__Task requirements__: Read the records below. Copy each line where the string "Media" occurs.

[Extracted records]
◆ ◆ ◆ ◆

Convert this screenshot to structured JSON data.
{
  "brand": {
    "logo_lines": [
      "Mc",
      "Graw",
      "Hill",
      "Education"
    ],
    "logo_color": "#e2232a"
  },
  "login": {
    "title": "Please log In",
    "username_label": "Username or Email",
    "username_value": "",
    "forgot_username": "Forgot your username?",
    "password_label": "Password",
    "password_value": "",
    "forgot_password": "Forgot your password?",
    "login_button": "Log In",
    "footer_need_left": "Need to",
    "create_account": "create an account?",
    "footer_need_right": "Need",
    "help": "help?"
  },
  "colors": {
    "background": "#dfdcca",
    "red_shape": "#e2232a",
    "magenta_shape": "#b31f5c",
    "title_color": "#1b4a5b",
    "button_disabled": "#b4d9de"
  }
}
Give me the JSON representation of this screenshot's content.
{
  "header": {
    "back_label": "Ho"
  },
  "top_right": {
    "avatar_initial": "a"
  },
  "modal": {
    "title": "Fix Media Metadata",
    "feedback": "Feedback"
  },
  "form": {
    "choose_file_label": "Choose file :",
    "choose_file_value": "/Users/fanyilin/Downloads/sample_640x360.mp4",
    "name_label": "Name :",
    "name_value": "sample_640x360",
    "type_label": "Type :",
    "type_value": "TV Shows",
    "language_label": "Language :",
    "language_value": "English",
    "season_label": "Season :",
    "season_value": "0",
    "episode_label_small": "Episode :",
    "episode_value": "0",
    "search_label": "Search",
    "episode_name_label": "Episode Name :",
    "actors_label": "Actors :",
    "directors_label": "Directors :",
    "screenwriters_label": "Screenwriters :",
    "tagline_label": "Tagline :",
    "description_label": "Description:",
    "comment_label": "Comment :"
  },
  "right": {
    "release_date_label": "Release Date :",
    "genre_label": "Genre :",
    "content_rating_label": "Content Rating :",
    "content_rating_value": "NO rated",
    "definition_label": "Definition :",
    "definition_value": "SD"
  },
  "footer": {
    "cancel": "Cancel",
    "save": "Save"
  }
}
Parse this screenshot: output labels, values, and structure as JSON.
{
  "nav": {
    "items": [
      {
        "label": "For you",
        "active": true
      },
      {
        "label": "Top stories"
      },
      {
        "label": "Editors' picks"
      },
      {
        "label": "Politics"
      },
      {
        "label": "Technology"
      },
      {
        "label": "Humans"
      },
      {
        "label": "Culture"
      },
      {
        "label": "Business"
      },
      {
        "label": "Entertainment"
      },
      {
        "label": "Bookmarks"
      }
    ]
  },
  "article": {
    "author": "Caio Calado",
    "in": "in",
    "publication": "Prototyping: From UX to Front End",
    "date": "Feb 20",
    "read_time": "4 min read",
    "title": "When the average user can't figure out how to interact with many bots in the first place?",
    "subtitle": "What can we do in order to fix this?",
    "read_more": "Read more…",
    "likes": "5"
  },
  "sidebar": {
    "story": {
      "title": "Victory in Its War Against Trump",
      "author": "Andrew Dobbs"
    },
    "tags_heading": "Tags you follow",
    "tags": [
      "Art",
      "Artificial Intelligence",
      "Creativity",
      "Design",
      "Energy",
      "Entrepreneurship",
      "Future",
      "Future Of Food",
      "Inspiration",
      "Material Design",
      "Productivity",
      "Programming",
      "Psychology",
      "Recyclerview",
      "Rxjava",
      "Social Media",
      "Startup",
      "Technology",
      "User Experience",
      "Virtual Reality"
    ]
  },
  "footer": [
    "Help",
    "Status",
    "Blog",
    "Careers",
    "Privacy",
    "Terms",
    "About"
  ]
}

◆ ◆ ◆ ◆

__Answer for the task__:
    "title": "Fix Media Metadata",
      "Social Media",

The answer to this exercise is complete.